-- Data to use --
···

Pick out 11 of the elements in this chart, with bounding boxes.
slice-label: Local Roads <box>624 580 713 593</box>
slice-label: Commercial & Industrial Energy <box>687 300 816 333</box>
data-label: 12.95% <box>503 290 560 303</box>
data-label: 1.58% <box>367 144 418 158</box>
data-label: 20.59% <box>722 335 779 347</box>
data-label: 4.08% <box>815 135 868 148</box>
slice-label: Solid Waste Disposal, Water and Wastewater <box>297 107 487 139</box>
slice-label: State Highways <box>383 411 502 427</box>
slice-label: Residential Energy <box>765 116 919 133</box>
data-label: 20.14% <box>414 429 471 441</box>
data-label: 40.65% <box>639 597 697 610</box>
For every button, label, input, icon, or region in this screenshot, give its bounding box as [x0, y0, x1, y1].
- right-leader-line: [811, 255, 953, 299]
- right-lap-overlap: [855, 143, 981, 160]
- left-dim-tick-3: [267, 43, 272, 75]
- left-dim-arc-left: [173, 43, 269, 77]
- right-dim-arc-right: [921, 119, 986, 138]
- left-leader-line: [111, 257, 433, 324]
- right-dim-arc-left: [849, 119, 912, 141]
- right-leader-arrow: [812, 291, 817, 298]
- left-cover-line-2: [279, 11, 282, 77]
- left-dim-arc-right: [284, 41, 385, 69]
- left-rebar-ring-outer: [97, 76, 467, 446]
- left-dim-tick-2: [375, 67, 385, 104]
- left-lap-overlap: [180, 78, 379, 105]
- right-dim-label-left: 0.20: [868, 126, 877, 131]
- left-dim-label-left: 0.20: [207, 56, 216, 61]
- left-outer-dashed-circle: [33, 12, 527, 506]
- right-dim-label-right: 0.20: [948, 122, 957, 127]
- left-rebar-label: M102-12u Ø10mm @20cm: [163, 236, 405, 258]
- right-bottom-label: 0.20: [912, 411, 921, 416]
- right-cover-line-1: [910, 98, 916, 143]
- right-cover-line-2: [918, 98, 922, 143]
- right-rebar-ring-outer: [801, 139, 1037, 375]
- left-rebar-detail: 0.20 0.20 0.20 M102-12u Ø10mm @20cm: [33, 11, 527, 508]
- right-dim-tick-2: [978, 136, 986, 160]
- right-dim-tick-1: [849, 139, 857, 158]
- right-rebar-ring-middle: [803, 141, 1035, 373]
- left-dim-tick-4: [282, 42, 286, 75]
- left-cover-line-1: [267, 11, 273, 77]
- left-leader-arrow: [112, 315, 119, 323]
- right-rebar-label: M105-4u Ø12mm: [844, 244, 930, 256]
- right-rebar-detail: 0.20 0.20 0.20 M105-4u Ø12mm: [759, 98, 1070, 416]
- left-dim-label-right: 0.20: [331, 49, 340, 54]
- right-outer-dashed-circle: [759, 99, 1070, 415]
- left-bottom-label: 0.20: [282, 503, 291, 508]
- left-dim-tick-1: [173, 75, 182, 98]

···

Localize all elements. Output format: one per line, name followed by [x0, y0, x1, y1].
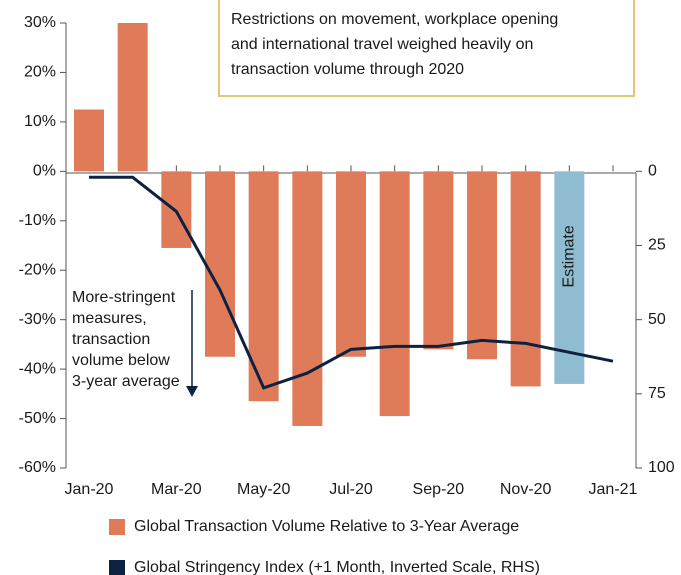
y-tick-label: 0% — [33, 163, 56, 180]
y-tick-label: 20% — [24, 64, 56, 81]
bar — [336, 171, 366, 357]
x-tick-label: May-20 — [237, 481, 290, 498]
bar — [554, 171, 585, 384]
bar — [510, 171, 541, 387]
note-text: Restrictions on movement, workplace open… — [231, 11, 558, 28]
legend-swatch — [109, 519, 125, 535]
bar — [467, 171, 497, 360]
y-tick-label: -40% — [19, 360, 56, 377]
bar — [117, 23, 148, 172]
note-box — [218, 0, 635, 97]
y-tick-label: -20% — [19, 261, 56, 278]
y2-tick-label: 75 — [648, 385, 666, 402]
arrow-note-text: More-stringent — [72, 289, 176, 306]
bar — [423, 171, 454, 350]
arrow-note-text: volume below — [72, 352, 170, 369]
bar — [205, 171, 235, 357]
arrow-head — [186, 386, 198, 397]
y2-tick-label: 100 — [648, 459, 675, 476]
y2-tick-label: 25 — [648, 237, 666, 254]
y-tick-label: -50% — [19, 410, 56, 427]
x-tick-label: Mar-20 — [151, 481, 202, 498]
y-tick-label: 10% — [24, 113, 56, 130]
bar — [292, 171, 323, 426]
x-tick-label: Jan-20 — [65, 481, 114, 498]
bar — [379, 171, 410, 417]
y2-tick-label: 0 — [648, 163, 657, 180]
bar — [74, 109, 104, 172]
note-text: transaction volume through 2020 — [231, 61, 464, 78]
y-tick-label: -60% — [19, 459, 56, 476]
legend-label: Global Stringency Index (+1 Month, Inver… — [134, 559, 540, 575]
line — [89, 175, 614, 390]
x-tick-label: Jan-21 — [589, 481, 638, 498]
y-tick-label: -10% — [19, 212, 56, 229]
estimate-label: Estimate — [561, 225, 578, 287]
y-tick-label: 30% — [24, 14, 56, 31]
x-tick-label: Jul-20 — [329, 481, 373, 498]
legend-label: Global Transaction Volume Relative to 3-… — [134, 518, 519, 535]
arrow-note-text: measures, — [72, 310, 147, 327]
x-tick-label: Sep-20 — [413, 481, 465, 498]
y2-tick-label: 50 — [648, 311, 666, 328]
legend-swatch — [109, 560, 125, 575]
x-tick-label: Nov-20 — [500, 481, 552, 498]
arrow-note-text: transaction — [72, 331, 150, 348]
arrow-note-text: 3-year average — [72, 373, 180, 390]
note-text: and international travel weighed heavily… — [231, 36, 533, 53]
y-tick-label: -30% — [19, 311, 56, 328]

···

-- Your goal --
Output the lines of the listing from the line containing "Pick out 11" through the line containing "- right-dim-arc-left: [849, 119, 912, 141]", inclusive, reproducing each one verbatim.

-- Answer to this exercise --
Pick out 11 of the elements in this chart, with bounding boxes.
slice-label: Local Roads <box>624 580 713 593</box>
slice-label: Commercial & Industrial Energy <box>687 300 816 333</box>
data-label: 12.95% <box>503 290 560 303</box>
data-label: 1.58% <box>367 144 418 158</box>
data-label: 20.59% <box>722 335 779 347</box>
data-label: 4.08% <box>815 135 868 148</box>
slice-label: Solid Waste Disposal, Water and Wastewater <box>297 107 487 139</box>
slice-label: State Highways <box>383 411 502 427</box>
slice-label: Residential Energy <box>765 116 919 133</box>
data-label: 20.14% <box>414 429 471 441</box>
data-label: 40.65% <box>639 597 697 610</box>
For every button, label, input, icon, or region in this screenshot, give its bounding box as [x0, y0, x1, y1].
- right-leader-line: [811, 255, 953, 299]
- right-lap-overlap: [855, 143, 981, 160]
- left-dim-tick-3: [267, 43, 272, 75]
- left-dim-arc-left: [173, 43, 269, 77]
- right-dim-arc-right: [921, 119, 986, 138]
- left-leader-line: [111, 257, 433, 324]
- right-dim-arc-left: [849, 119, 912, 141]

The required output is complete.